• Task directions
Pull out every line with the word "якщо" from the entries below.

───── Entries shown ─────

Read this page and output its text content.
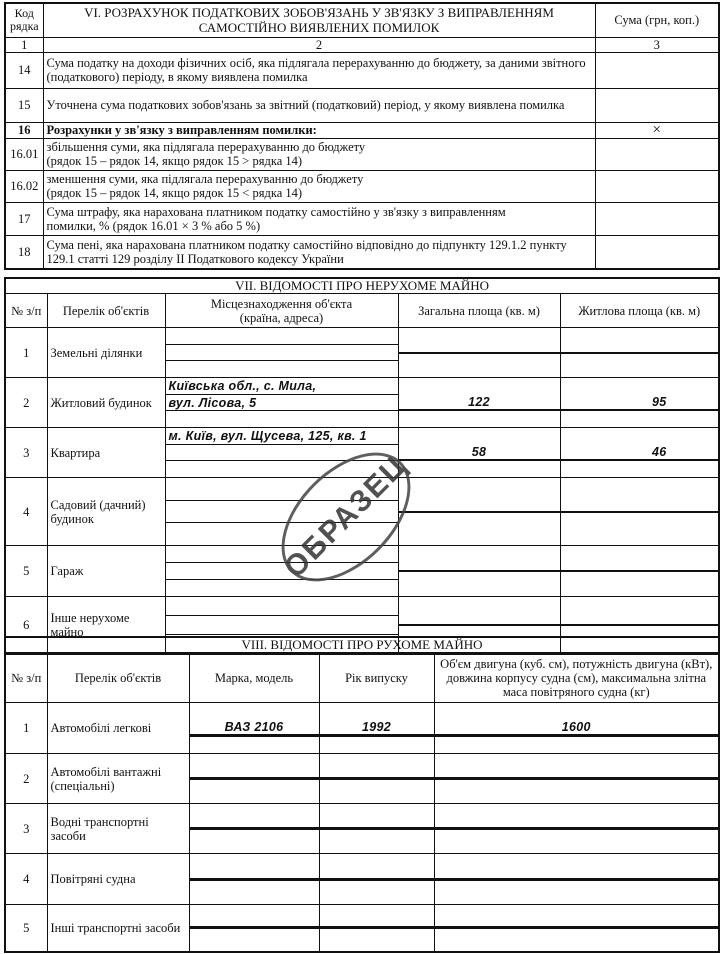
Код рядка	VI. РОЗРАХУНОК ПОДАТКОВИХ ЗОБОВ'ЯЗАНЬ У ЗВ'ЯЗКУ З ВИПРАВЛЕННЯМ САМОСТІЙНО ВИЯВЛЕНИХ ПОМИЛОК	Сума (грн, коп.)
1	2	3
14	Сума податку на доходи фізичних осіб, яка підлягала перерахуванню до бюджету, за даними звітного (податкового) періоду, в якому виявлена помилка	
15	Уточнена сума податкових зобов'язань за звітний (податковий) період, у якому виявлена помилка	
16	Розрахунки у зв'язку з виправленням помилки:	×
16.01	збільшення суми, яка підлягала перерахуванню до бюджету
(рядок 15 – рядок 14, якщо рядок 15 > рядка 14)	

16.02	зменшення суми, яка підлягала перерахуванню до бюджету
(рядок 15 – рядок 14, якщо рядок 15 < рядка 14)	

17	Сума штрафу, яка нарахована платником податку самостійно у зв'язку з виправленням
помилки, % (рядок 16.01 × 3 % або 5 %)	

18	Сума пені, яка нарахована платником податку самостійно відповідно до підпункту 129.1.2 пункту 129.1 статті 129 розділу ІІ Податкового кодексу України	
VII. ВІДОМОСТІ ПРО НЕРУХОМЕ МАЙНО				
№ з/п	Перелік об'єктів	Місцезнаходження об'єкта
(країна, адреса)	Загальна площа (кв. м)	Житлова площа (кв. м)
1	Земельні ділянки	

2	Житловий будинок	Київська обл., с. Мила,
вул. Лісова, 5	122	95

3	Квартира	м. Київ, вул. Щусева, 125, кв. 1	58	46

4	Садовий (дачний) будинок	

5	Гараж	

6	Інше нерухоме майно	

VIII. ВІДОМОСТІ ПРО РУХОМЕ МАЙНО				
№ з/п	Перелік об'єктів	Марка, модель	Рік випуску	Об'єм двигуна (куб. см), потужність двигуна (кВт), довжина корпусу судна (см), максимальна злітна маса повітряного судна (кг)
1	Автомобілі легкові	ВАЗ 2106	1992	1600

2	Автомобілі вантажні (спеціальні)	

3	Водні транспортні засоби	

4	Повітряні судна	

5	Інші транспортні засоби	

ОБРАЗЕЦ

─────
───── Entries shown ─────

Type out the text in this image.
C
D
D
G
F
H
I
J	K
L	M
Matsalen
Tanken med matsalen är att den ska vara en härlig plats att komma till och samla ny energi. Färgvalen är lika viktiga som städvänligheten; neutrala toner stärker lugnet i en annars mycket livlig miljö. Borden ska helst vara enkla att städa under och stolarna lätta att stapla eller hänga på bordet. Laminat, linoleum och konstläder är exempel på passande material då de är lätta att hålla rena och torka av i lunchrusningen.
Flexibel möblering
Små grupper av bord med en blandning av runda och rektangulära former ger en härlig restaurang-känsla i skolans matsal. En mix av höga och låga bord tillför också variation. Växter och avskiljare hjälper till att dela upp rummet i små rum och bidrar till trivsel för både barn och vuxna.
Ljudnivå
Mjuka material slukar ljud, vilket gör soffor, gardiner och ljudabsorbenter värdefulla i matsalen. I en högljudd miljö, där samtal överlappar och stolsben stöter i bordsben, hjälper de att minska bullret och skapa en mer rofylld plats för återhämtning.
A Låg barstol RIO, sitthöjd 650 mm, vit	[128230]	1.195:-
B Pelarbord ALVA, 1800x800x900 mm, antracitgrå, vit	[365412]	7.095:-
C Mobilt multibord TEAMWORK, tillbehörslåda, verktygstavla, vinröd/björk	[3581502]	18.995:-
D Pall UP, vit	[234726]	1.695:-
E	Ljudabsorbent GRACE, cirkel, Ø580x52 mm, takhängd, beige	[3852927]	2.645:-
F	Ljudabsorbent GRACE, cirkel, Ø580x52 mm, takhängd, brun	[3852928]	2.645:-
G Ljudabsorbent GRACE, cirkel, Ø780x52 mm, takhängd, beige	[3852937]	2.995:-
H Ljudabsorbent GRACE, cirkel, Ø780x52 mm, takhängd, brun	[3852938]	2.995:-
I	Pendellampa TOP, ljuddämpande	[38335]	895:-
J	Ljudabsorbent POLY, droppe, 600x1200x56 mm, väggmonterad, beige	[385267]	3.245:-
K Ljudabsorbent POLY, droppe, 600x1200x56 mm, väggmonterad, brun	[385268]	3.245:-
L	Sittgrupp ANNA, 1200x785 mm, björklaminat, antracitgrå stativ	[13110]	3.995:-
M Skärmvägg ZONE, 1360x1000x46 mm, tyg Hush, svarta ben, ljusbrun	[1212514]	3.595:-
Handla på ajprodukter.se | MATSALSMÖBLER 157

─────

• Worked answer
(рядок 15 – рядок 14, якщо рядок 15 > рядка 14)	
(рядок 15 – рядок 14, якщо рядок 15 < рядка 14)	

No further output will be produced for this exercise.